THE REQUEST ▸
Present each line of the entries below that holds the word "وحدثنا".

──────────

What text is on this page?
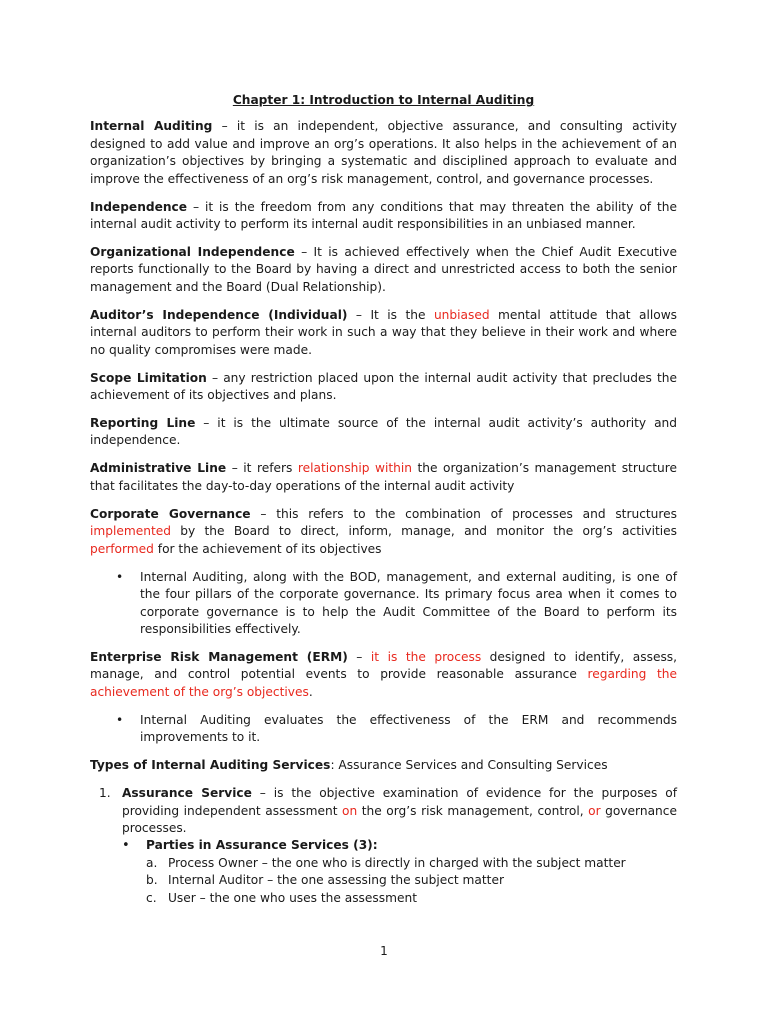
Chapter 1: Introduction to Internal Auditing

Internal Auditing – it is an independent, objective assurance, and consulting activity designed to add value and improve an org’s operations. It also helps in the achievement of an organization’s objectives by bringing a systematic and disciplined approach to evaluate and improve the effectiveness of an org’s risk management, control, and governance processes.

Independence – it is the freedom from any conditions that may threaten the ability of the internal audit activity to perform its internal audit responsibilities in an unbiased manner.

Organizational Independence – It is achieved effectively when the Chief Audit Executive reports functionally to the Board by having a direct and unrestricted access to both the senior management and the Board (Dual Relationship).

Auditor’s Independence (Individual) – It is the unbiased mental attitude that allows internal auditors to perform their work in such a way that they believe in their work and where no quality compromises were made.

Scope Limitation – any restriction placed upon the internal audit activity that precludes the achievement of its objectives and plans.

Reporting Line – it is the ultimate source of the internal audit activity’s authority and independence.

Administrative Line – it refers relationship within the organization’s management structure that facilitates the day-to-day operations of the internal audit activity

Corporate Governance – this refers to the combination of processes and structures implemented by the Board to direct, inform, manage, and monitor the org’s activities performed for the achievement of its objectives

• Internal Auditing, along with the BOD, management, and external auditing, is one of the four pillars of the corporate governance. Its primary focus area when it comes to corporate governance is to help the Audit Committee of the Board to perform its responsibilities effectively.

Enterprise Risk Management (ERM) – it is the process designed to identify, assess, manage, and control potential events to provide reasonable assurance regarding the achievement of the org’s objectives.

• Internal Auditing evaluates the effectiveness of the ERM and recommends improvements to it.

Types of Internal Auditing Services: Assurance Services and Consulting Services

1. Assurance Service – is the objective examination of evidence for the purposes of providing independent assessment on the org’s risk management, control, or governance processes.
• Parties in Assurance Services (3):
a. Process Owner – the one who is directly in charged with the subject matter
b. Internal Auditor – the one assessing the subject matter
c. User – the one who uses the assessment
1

──────────

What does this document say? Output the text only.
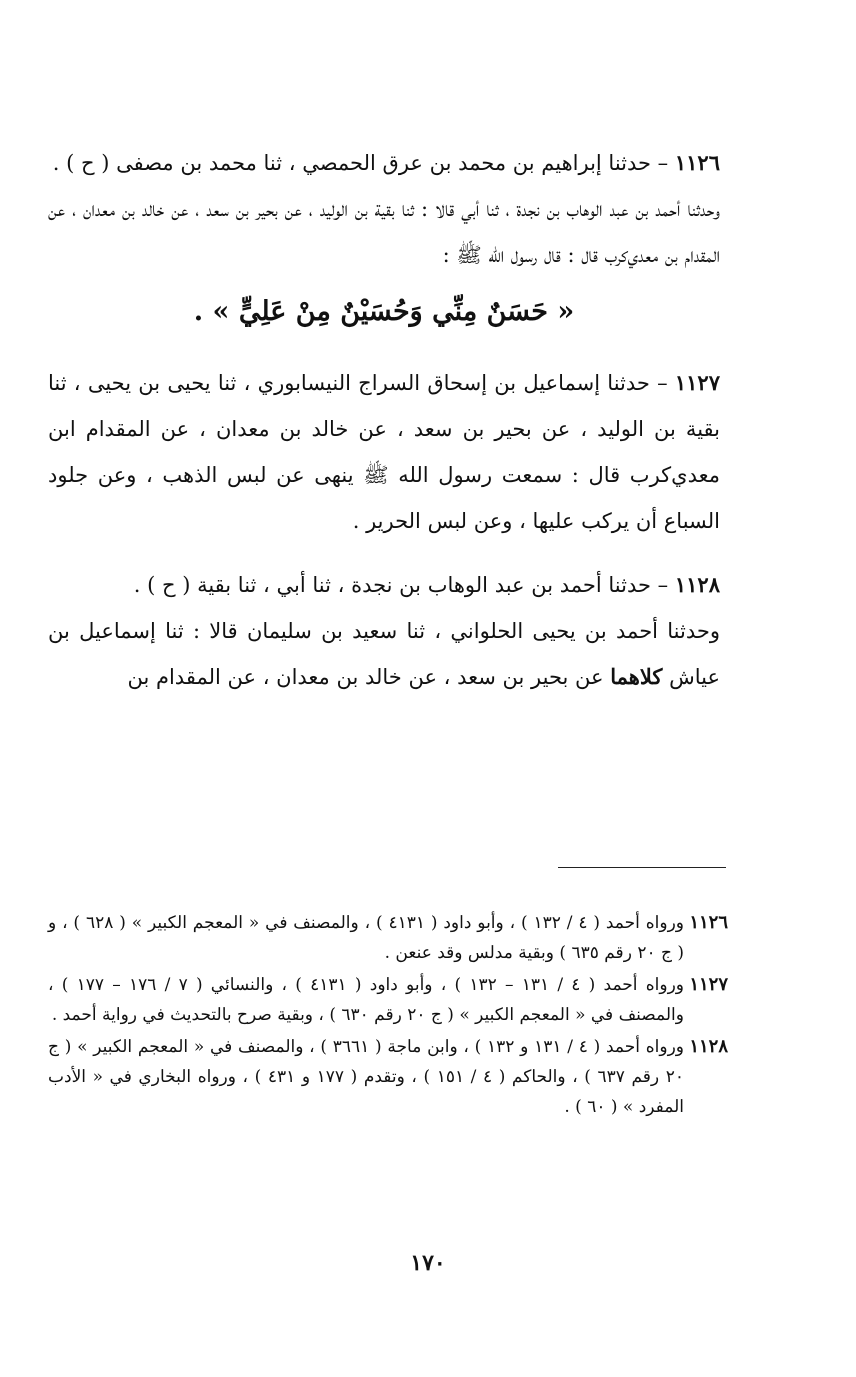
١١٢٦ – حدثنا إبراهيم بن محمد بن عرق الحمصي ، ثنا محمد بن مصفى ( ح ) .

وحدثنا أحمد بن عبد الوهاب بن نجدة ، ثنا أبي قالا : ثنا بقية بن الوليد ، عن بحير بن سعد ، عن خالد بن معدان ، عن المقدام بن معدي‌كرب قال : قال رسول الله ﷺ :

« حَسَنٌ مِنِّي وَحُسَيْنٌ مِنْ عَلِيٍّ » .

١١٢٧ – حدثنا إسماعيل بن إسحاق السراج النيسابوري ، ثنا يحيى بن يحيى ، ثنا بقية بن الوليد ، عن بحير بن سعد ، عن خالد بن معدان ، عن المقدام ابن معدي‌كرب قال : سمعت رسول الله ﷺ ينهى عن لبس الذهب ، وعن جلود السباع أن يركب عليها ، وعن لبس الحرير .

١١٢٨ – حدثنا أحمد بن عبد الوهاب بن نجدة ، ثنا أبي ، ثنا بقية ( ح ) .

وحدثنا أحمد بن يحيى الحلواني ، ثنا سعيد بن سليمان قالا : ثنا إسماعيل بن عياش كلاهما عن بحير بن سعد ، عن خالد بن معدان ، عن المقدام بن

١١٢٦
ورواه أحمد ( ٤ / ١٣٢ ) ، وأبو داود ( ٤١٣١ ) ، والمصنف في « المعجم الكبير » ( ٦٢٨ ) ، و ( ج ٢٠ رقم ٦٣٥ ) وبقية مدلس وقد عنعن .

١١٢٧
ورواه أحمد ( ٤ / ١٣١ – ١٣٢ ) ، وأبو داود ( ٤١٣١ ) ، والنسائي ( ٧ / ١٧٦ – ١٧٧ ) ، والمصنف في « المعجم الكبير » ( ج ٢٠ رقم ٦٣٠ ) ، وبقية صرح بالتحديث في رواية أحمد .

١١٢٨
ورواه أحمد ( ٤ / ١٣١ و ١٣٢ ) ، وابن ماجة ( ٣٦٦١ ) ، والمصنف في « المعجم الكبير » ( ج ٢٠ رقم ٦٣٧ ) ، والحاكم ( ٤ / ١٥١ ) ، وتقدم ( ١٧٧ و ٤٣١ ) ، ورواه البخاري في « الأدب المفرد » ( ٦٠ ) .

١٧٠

──────────

FINISHED ANSWER ▸
وحدثنا أحمد بن عبد الوهاب بن نجدة ، ثنا أبي قالا : ثنا بقية بن الوليد ، عن بحير بن سعد ، عن خالد بن معدان ، عن المقدام بن معدي‌كرب قال : قال رسول الله ﷺ :
وحدثنا أحمد بن يحيى الحلواني ، ثنا سعيد بن سليمان قالا : ثنا إسماعيل بن عياش كلاهما عن بحير بن سعد ، عن خالد بن معدان ، عن المقدام بن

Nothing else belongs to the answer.